Pull out every line below containing the word "Detection".
[begin Material shown]
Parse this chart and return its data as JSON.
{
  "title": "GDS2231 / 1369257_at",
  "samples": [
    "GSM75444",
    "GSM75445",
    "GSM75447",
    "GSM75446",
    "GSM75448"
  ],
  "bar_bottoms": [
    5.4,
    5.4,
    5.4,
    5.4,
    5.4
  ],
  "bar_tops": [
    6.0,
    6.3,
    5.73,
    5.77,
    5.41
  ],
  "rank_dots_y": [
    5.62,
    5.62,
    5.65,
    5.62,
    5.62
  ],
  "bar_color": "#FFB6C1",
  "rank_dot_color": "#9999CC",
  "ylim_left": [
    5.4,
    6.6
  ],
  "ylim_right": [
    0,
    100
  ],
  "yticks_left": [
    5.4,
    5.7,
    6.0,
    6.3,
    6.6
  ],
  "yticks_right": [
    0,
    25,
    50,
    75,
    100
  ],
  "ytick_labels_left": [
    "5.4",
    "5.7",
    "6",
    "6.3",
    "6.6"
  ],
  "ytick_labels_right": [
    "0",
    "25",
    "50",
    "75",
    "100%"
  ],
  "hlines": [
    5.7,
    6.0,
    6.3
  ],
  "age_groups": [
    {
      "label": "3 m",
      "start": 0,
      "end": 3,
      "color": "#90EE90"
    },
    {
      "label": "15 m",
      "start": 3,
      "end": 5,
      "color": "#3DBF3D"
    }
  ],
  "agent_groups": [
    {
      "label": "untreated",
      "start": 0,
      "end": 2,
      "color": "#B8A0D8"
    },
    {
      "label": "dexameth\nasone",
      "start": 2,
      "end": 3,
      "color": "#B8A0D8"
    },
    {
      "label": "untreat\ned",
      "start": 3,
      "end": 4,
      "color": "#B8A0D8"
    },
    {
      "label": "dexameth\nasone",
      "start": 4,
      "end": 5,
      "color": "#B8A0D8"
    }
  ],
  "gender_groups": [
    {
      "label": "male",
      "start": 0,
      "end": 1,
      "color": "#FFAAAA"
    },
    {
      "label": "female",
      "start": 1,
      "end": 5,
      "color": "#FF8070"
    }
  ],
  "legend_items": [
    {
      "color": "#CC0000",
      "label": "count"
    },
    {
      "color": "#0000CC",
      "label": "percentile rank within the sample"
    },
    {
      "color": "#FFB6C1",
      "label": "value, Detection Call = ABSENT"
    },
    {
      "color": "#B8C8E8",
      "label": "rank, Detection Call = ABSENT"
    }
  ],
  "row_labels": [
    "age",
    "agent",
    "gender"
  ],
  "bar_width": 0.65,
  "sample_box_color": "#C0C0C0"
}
[end Material shown]
Expected output:
      "label": "value, Detection Call = ABSENT"
      "label": "rank, Detection Call = ABSENT"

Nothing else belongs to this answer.